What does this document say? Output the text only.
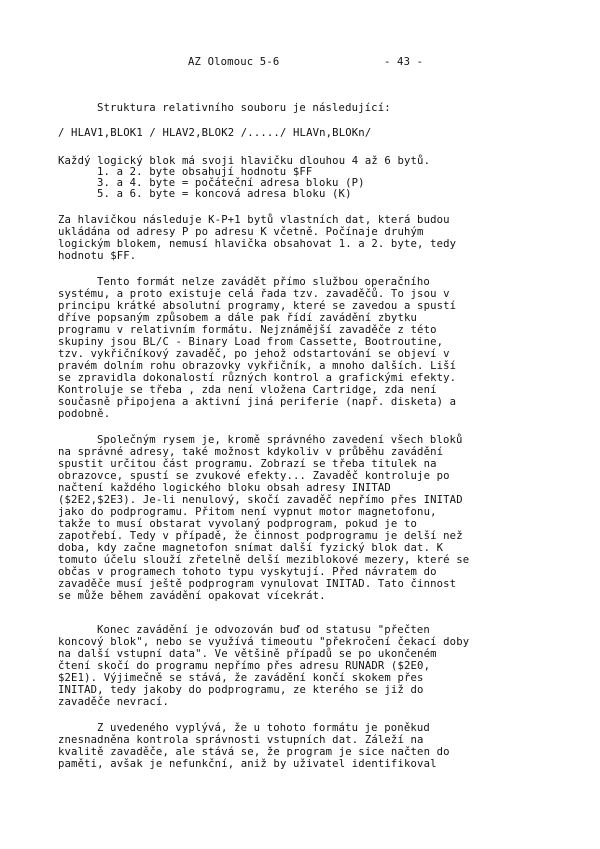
AZ Olomouc 5-6	- 43 -
Struktura relativního souboru je následující:
/ HLAV1,BLOK1 / HLAV2,BLOK2 /...../ HLAVn,BLOKn/
Každý logický blok má svoji hlavičku dlouhou 4 až 6 bytů.
1. a 2. byte obsahují hodnotu $FF
3. a 4. byte = počáteční adresa bloku (P)
5. a 6. byte = koncová adresa bloku (K)
Za hlavičkou následuje K-P+1 bytů vlastních dat, která budou
ukládána od adresy P po adresu K včetně. Počínaje druhým
logickým blokem, nemusí hlavička obsahovat 1. a 2. byte, tedy
hodnotu $FF.
Tento formát nelze zavádět přímo službou operačního
systému, a proto existuje celá řada tzv. zavaděčů. To jsou v
principu krátké absolutní programy, které se zavedou a spustí
dříve popsaným způsobem a dále pak řídí zavádění zbytku
programu v relativním formátu. Nejznámější zavaděče z této
skupiny jsou BL/C - Binary Load from Cassette, Bootroutine,
tzv. vykřičníkový zavaděč, po jehož odstartování se objeví v
pravém dolním rohu obrazovky vykřičník, a mnoho dalších. Liší
se zpravidla dokonalostí různých kontrol a grafickými efekty.
Kontroluje se třeba , zda není vložena Cartridge, zda není
současně připojena a aktivní jiná periferie (např. disketa) a
podobně.
Společným rysem je, kromě správného zavedení všech bloků
na správné adresy, také možnost kdykoliv v průběhu zavádění
spustit určitou část programu. Zobrazí se třeba titulek na
obrazovce, spustí se zvukové efekty... Zavaděč kontroluje po
načtení každého logického bloku obsah adresy INITAD
($2E2,$2E3). Je-li nenulový, skočí zavaděč nepřímo přes INITAD
jako do podprogramu. Přitom není vypnut motor magnetofonu,
takže to musí obstarat vyvolaný podprogram, pokud je to
zapotřebí. Tedy v případě, že činnost podprogramu je delší než
doba, kdy začne magnetofon snímat další fyzický blok dat. K
tomuto účelu slouží zřetelně delší meziblokové mezery, které se
občas v programech tohoto typu vyskytují. Před návratem do
zavaděče musí ještě podprogram vynulovat INITAD. Tato činnost
se může během zavádění opakovat vícekrát.
Konec zavádění je odvozován buď od statusu "přečten
koncový blok", nebo se využívá timeoutu "překročení čekací doby
na další vstupní data". Ve většině případů se po ukončeném
čtení skočí do programu nepřímo přes adresu RUNADR ($2E0,
$2E1). Výjimečně se stává, že zavádění končí skokem přes
INITAD, tedy jakoby do podprogramu, ze kterého se již do
zavaděče nevrací.
Z uvedeného vyplývá, že u tohoto formátu je poněkud
znesnadněna kontrola správnosti vstupních dat. Záleží na
kvalitě zavaděče, ale stává se, že program je sice načten do
paměti, avšak je nefunkční, aniž by uživatel identifikoval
════
▸ **GIVEN REQUEST**
In the entries above, find each line with the string "jsou" and copy it.

▸ **PROBLEM SOLUTION**
systému, a proto existuje celá řada tzv. zavaděčů. To jsou v
skupiny jsou BL/C - Binary Load from Cassette, Bootroutine,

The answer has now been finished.